**GIVEN EXERCISE:** Reproduce the data in its entirety, exactly as supplied.

**DATA EXCERPTS:**
╭──

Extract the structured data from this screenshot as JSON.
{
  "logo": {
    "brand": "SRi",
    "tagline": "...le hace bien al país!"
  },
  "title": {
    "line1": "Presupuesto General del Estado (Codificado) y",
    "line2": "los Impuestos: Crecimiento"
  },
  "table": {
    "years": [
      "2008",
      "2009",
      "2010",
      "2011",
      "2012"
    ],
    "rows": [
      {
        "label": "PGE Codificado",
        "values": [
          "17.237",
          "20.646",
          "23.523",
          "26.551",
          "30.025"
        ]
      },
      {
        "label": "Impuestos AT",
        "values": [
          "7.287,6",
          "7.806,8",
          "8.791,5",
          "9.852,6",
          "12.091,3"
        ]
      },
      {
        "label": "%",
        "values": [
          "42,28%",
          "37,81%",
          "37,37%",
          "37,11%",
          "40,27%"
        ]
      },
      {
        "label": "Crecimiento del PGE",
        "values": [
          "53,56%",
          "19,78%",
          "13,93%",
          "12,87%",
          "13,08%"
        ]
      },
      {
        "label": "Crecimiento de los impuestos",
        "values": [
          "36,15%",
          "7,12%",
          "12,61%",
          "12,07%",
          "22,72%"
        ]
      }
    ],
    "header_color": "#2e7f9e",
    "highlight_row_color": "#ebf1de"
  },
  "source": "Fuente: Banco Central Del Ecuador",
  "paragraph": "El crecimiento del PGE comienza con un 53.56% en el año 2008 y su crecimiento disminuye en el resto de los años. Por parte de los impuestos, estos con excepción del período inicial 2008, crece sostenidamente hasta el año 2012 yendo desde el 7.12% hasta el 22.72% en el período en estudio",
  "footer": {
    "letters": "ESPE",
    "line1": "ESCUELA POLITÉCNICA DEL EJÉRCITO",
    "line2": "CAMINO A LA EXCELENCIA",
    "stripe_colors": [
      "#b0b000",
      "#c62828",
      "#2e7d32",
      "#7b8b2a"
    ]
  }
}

╰──

**OUTPUT FOR THIS TASK:**
Extract the structured data from this screenshot as JSON.
{
  "logo": {
    "brand": "SRi",
    "tagline": "...le hace bien al país!"
  },
  "title": {
    "line1": "Presupuesto General del Estado (Codificado) y",
    "line2": "los Impuestos: Crecimiento"
  },
  "table": {
    "years": [
      "2008",
      "2009",
      "2010",
      "2011",
      "2012"
    ],
    "rows": [
      {
        "label": "PGE Codificado",
        "values": [
          "17.237",
          "20.646",
          "23.523",
          "26.551",
          "30.025"
        ]
      },
      {
        "label": "Impuestos AT",
        "values": [
          "7.287,6",
          "7.806,8",
          "8.791,5",
          "9.852,6",
          "12.091,3"
        ]
      },
      {
        "label": "%",
        "values": [
          "42,28%",
          "37,81%",
          "37,37%",
          "37,11%",
          "40,27%"
        ]
      },
      {
        "label": "Crecimiento del PGE",
        "values": [
          "53,56%",
          "19,78%",
          "13,93%",
          "12,87%",
          "13,08%"
        ]
      },
      {
        "label": "Crecimiento de los impuestos",
        "values": [
          "36,15%",
          "7,12%",
          "12,61%",
          "12,07%",
          "22,72%"
        ]
      }
    ],
    "header_color": "#2e7f9e",
    "highlight_row_color": "#ebf1de"
  },
  "source": "Fuente: Banco Central Del Ecuador",
  "paragraph": "El crecimiento del PGE comienza con un 53.56% en el año 2008 y su crecimiento disminuye en el resto de los años. Por parte de los impuestos, estos con excepción del período inicial 2008, crece sostenidamente hasta el año 2012 yendo desde el 7.12% hasta el 22.72% en el período en estudio",
  "footer": {
    "letters": "ESPE",
    "line1": "ESCUELA POLITÉCNICA DEL EJÉRCITO",
    "line2": "CAMINO A LA EXCELENCIA",
    "stripe_colors": [
      "#b0b000",
      "#c62828",
      "#2e7d32",
      "#7b8b2a"
    ]
  }
}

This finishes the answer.